Entries from a dataset
↓↓↓
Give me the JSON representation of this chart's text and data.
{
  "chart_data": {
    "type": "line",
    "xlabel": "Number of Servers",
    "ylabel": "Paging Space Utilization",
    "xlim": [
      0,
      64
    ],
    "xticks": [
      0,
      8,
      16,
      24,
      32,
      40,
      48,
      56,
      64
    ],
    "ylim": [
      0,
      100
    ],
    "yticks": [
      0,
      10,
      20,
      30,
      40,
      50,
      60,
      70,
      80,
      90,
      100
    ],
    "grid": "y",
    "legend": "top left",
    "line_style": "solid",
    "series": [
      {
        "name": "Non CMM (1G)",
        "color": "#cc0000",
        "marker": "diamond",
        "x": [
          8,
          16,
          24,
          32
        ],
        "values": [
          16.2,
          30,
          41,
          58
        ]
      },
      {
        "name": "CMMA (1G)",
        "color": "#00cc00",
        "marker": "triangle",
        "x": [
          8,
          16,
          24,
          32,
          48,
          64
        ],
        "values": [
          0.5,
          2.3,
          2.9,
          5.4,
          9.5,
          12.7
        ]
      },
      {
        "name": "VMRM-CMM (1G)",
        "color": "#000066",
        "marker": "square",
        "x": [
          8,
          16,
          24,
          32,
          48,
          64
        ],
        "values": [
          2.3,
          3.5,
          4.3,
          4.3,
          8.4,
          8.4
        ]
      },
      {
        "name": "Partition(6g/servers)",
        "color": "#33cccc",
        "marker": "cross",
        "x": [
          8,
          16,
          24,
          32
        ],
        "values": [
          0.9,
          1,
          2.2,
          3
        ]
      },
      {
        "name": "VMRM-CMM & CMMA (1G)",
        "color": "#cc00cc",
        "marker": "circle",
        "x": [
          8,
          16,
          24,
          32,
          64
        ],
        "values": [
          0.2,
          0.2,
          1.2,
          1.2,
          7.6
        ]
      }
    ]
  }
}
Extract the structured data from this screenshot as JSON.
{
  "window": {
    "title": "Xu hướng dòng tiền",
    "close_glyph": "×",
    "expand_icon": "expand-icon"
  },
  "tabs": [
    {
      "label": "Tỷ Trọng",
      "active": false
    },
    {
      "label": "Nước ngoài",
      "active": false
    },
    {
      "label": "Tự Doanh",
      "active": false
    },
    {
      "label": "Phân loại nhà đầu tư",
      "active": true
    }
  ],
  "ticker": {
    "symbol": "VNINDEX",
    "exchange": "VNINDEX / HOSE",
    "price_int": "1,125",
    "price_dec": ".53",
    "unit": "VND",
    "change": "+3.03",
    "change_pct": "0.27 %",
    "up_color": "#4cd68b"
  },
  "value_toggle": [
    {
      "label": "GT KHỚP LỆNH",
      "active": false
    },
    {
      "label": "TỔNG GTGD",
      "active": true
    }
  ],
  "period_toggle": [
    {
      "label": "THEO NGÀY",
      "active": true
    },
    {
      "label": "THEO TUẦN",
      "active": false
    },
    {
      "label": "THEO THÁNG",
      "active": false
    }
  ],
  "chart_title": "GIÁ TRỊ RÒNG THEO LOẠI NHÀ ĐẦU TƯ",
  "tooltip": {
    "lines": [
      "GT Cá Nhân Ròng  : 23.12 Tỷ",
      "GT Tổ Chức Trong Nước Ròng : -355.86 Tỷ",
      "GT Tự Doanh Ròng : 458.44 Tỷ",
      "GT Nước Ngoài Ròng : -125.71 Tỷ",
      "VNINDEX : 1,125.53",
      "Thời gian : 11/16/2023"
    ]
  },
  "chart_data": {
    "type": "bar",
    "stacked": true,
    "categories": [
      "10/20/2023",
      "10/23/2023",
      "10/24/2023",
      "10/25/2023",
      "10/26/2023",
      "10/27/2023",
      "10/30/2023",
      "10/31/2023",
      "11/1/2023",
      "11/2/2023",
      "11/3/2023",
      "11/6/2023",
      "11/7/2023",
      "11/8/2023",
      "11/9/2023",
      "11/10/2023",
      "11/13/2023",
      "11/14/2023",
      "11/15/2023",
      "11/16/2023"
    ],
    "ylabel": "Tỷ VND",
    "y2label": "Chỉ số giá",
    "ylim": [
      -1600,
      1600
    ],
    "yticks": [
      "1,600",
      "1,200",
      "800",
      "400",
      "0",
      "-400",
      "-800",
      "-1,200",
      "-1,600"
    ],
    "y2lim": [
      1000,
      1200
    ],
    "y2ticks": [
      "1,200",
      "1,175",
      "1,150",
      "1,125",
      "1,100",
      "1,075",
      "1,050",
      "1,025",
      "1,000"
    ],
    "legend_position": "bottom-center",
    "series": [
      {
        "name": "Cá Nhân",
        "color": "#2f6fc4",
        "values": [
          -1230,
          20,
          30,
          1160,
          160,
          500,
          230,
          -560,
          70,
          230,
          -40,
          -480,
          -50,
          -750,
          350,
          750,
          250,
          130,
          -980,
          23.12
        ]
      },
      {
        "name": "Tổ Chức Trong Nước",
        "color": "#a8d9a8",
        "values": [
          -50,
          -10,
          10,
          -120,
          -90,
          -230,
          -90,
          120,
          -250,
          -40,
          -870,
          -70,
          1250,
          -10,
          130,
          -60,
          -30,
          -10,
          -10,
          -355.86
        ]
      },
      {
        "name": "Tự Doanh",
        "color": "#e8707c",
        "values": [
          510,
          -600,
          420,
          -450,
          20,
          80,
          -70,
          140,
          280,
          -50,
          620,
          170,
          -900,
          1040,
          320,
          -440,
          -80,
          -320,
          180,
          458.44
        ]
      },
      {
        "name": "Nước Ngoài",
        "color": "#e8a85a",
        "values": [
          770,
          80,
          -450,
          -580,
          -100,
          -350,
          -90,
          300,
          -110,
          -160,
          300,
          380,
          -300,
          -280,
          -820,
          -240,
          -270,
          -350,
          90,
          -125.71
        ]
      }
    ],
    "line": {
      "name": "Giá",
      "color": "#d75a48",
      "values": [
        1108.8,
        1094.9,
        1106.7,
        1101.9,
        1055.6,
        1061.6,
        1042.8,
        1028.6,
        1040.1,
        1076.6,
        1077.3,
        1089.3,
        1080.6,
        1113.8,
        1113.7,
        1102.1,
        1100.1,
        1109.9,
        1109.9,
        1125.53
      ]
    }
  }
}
↑↑↑
The records above should be restated word for word, please.

Give me the JSON representation of this chart's text and data.
{
  "chart_data": {
    "type": "line",
    "xlabel": "Number of Servers",
    "ylabel": "Paging Space Utilization",
    "xlim": [
      0,
      64
    ],
    "xticks": [
      0,
      8,
      16,
      24,
      32,
      40,
      48,
      56,
      64
    ],
    "ylim": [
      0,
      100
    ],
    "yticks": [
      0,
      10,
      20,
      30,
      40,
      50,
      60,
      70,
      80,
      90,
      100
    ],
    "grid": "y",
    "legend": "top left",
    "line_style": "solid",
    "series": [
      {
        "name": "Non CMM (1G)",
        "color": "#cc0000",
        "marker": "diamond",
        "x": [
          8,
          16,
          24,
          32
        ],
        "values": [
          16.2,
          30,
          41,
          58
        ]
      },
      {
        "name": "CMMA (1G)",
        "color": "#00cc00",
        "marker": "triangle",
        "x": [
          8,
          16,
          24,
          32,
          48,
          64
        ],
        "values": [
          0.5,
          2.3,
          2.9,
          5.4,
          9.5,
          12.7
        ]
      },
      {
        "name": "VMRM-CMM (1G)",
        "color": "#000066",
        "marker": "square",
        "x": [
          8,
          16,
          24,
          32,
          48,
          64
        ],
        "values": [
          2.3,
          3.5,
          4.3,
          4.3,
          8.4,
          8.4
        ]
      },
      {
        "name": "Partition(6g/servers)",
        "color": "#33cccc",
        "marker": "cross",
        "x": [
          8,
          16,
          24,
          32
        ],
        "values": [
          0.9,
          1,
          2.2,
          3
        ]
      },
      {
        "name": "VMRM-CMM & CMMA (1G)",
        "color": "#cc00cc",
        "marker": "circle",
        "x": [
          8,
          16,
          24,
          32,
          64
        ],
        "values": [
          0.2,
          0.2,
          1.2,
          1.2,
          7.6
        ]
      }
    ]
  }
}
Extract the structured data from this screenshot as JSON.
{
  "window": {
    "title": "Xu hướng dòng tiền",
    "close_glyph": "×",
    "expand_icon": "expand-icon"
  },
  "tabs": [
    {
      "label": "Tỷ Trọng",
      "active": false
    },
    {
      "label": "Nước ngoài",
      "active": false
    },
    {
      "label": "Tự Doanh",
      "active": false
    },
    {
      "label": "Phân loại nhà đầu tư",
      "active": true
    }
  ],
  "ticker": {
    "symbol": "VNINDEX",
    "exchange": "VNINDEX / HOSE",
    "price_int": "1,125",
    "price_dec": ".53",
    "unit": "VND",
    "change": "+3.03",
    "change_pct": "0.27 %",
    "up_color": "#4cd68b"
  },
  "value_toggle": [
    {
      "label": "GT KHỚP LỆNH",
      "active": false
    },
    {
      "label": "TỔNG GTGD",
      "active": true
    }
  ],
  "period_toggle": [
    {
      "label": "THEO NGÀY",
      "active": true
    },
    {
      "label": "THEO TUẦN",
      "active": false
    },
    {
      "label": "THEO THÁNG",
      "active": false
    }
  ],
  "chart_title": "GIÁ TRỊ RÒNG THEO LOẠI NHÀ ĐẦU TƯ",
  "tooltip": {
    "lines": [
      "GT Cá Nhân Ròng  : 23.12 Tỷ",
      "GT Tổ Chức Trong Nước Ròng : -355.86 Tỷ",
      "GT Tự Doanh Ròng : 458.44 Tỷ",
      "GT Nước Ngoài Ròng : -125.71 Tỷ",
      "VNINDEX : 1,125.53",
      "Thời gian : 11/16/2023"
    ]
  },
  "chart_data": {
    "type": "bar",
    "stacked": true,
    "categories": [
      "10/20/2023",
      "10/23/2023",
      "10/24/2023",
      "10/25/2023",
      "10/26/2023",
      "10/27/2023",
      "10/30/2023",
      "10/31/2023",
      "11/1/2023",
      "11/2/2023",
      "11/3/2023",
      "11/6/2023",
      "11/7/2023",
      "11/8/2023",
      "11/9/2023",
      "11/10/2023",
      "11/13/2023",
      "11/14/2023",
      "11/15/2023",
      "11/16/2023"
    ],
    "ylabel": "Tỷ VND",
    "y2label": "Chỉ số giá",
    "ylim": [
      -1600,
      1600
    ],
    "yticks": [
      "1,600",
      "1,200",
      "800",
      "400",
      "0",
      "-400",
      "-800",
      "-1,200",
      "-1,600"
    ],
    "y2lim": [
      1000,
      1200
    ],
    "y2ticks": [
      "1,200",
      "1,175",
      "1,150",
      "1,125",
      "1,100",
      "1,075",
      "1,050",
      "1,025",
      "1,000"
    ],
    "legend_position": "bottom-center",
    "series": [
      {
        "name": "Cá Nhân",
        "color": "#2f6fc4",
        "values": [
          -1230,
          20,
          30,
          1160,
          160,
          500,
          230,
          -560,
          70,
          230,
          -40,
          -480,
          -50,
          -750,
          350,
          750,
          250,
          130,
          -980,
          23.12
        ]
      },
      {
        "name": "Tổ Chức Trong Nước",
        "color": "#a8d9a8",
        "values": [
          -50,
          -10,
          10,
          -120,
          -90,
          -230,
          -90,
          120,
          -250,
          -40,
          -870,
          -70,
          1250,
          -10,
          130,
          -60,
          -30,
          -10,
          -10,
          -355.86
        ]
      },
      {
        "name": "Tự Doanh",
        "color": "#e8707c",
        "values": [
          510,
          -600,
          420,
          -450,
          20,
          80,
          -70,
          140,
          280,
          -50,
          620,
          170,
          -900,
          1040,
          320,
          -440,
          -80,
          -320,
          180,
          458.44
        ]
      },
      {
        "name": "Nước Ngoài",
        "color": "#e8a85a",
        "values": [
          770,
          80,
          -450,
          -580,
          -100,
          -350,
          -90,
          300,
          -110,
          -160,
          300,
          380,
          -300,
          -280,
          -820,
          -240,
          -270,
          -350,
          90,
          -125.71
        ]
      }
    ],
    "line": {
      "name": "Giá",
      "color": "#d75a48",
      "values": [
        1108.8,
        1094.9,
        1106.7,
        1101.9,
        1055.6,
        1061.6,
        1042.8,
        1028.6,
        1040.1,
        1076.6,
        1077.3,
        1089.3,
        1080.6,
        1113.8,
        1113.7,
        1102.1,
        1100.1,
        1109.9,
        1109.9,
        1125.53
      ]
    }
  }
}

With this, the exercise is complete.